** REQUIRED TASK **
Reproduce every entry exactly and leave its pictures out.

** SUPPLIED ENTRIES **
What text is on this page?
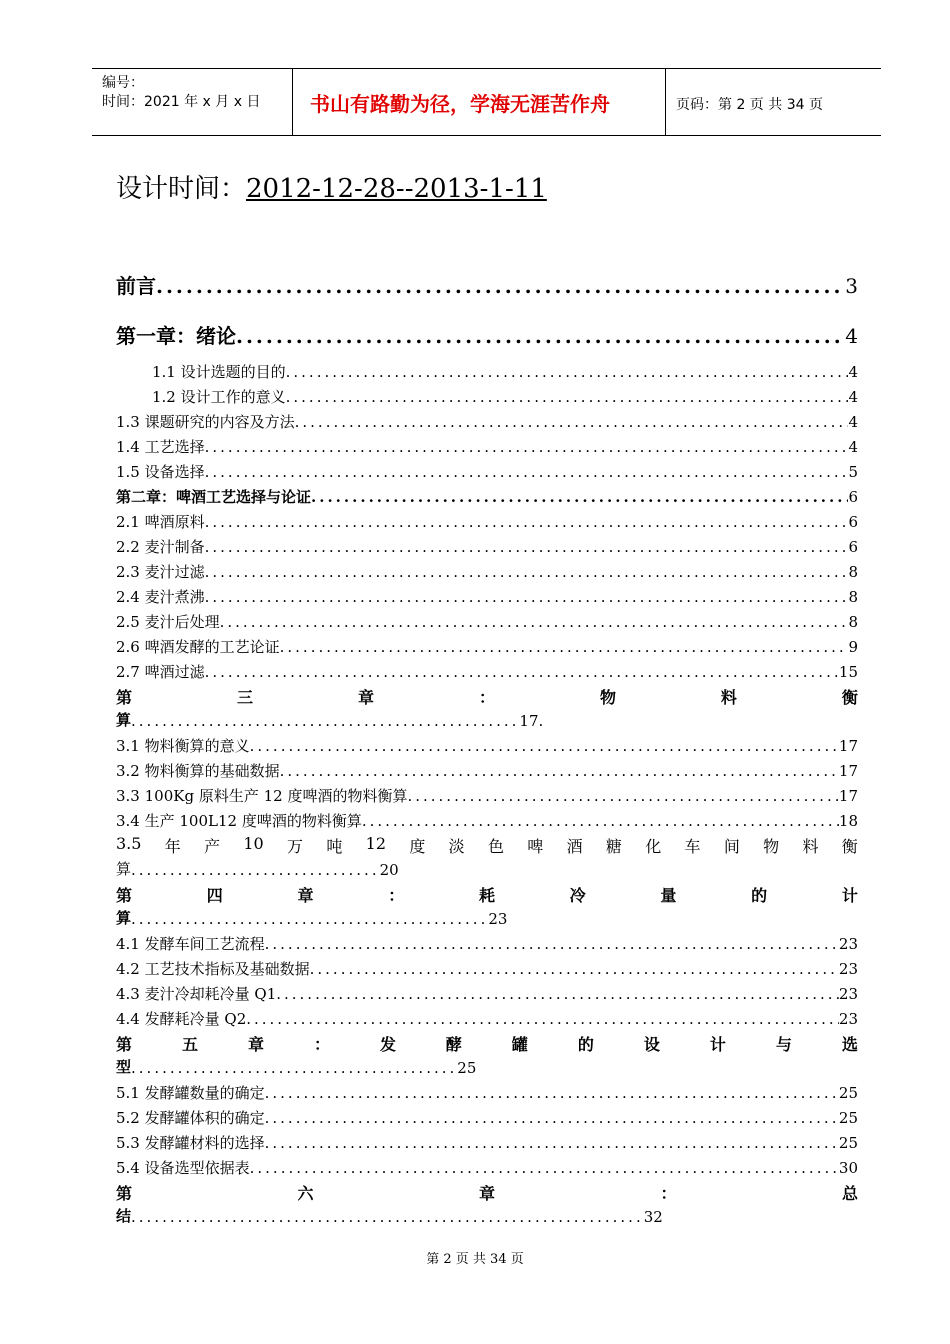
编号：
时间：2021 年 x 月 x 日 书山有路勤为径，学海无涯苦作舟	页码：第 2 页 共 34 页
设计时间：2012-12-28--2013-1-11
前言 .....	3
第一章：绪论 .....	4
1.1 设计选题的目的 .....	4
1.2 设计工作的意义 .....	4
1.3 课题研究的内容及方法 .....	4
1.4 工艺选择 .....	4
1.5 设备选择 .....	5
第二章：啤酒工艺选择与论证 .....	6
2.1 啤酒原料 .....	6
2.2 麦汁制备 .....	6
2.3 麦汁过滤 .....	8
2.4 麦汁煮沸 .....	8
2.5 麦汁后处理 .....	8
2.6 啤酒发酵的工艺论证 .....	9
2.7 啤酒过滤 .....	15
第	三	章	：	物	料	衡
算 .................................................. 17.
3.1 物料衡算的意义 .....	17
3.2 物料衡算的基础数据 .....	17
3.3 100Kg 原料生产 12 度啤酒的物料衡算 .....	17
3.4 生产 100L12 度啤酒的物料衡算 .....	18
3.5 年 产 10 万 吨 12 度 淡 色 啤 酒 糖 化 车 间 物 料 衡
算 ................................ 20
第	四	章	：	耗	冷	量	的	计
算 .............................................. 23
4.1 发酵车间工艺流程 .....	23
4.2 工艺技术指标及基础数据 .....	23
4.3 麦汁冷却耗冷量 Q1 .....	23
4.4 发酵耗冷量 Q2 .....	23
第	五	章	：	发	酵	罐	的	设	计	与	选
型 .......................................... 25
5.1 发酵罐数量的确定 .....	25
5.2 发酵罐体积的确定 .....	25
5.3 发酵罐材料的选择 .....	25
5.4 设备选型依据表 .....	30
第	六	章	：	总
结 .................................................................. 32
第 2 页 共 34 页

** EXPECTED ANSWER **
What text is on this page?
编号：
时间：2021 年 x 月 x 日 书山有路勤为径，学海无涯苦作舟	页码：第 2 页 共 34 页
设计时间：2012-12-28--2013-1-11
前言 .....	3
第一章：绪论 .....	4
1.1 设计选题的目的 .....	4
1.2 设计工作的意义 .....	4
1.3 课题研究的内容及方法 .....	4
1.4 工艺选择 .....	4
1.5 设备选择 .....	5
第二章：啤酒工艺选择与论证 .....	6
2.1 啤酒原料 .....	6
2.2 麦汁制备 .....	6
2.3 麦汁过滤 .....	8
2.4 麦汁煮沸 .....	8
2.5 麦汁后处理 .....	8
2.6 啤酒发酵的工艺论证 .....	9
2.7 啤酒过滤 .....	15
第	三	章	：	物	料	衡
算 .................................................. 17.
3.1 物料衡算的意义 .....	17
3.2 物料衡算的基础数据 .....	17
3.3 100Kg 原料生产 12 度啤酒的物料衡算 .....	17
3.4 生产 100L12 度啤酒的物料衡算 .....	18
3.5 年 产 10 万 吨 12 度 淡 色 啤 酒 糖 化 车 间 物 料 衡
算 ................................ 20
第	四	章	：	耗	冷	量	的	计
算 .............................................. 23
4.1 发酵车间工艺流程 .....	23
4.2 工艺技术指标及基础数据 .....	23
4.3 麦汁冷却耗冷量 Q1 .....	23
4.4 发酵耗冷量 Q2 .....	23
第	五	章	：	发	酵	罐	的	设	计	与	选
型 .......................................... 25
5.1 发酵罐数量的确定 .....	25
5.2 发酵罐体积的确定 .....	25
5.3 发酵罐材料的选择 .....	25
5.4 设备选型依据表 .....	30
第	六	章	：	总
结 .................................................................. 32
第 2 页 共 34 页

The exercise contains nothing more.